_Problem requirements_
Go through the listing below and gather every line with the word "title".

_Records supplied_
##########

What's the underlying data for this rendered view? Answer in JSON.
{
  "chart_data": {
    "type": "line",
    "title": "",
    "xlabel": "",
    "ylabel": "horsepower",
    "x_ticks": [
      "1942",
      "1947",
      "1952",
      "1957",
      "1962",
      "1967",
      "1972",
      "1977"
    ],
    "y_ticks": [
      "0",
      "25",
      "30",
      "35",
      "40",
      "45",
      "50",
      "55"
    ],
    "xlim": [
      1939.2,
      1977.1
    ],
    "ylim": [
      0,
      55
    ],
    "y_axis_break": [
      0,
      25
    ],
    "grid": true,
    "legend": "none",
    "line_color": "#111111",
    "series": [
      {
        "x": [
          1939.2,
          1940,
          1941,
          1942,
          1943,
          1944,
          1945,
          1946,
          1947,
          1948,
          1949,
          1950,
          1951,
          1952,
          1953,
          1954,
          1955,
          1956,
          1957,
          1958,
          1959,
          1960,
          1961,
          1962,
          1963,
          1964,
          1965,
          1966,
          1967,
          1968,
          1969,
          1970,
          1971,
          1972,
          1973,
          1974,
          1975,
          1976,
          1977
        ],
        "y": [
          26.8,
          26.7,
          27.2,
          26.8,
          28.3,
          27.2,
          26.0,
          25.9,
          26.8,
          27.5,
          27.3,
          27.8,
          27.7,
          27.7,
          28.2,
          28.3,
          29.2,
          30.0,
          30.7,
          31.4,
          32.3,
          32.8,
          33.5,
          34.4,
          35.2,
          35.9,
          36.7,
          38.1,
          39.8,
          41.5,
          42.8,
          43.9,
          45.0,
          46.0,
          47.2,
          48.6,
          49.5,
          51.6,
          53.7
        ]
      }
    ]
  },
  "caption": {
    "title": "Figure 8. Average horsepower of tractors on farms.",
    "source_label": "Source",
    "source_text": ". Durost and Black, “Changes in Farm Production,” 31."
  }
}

##########

_The reply_
    "title": "",
    "title": "Figure 8. Average horsepower of tractors on farms.",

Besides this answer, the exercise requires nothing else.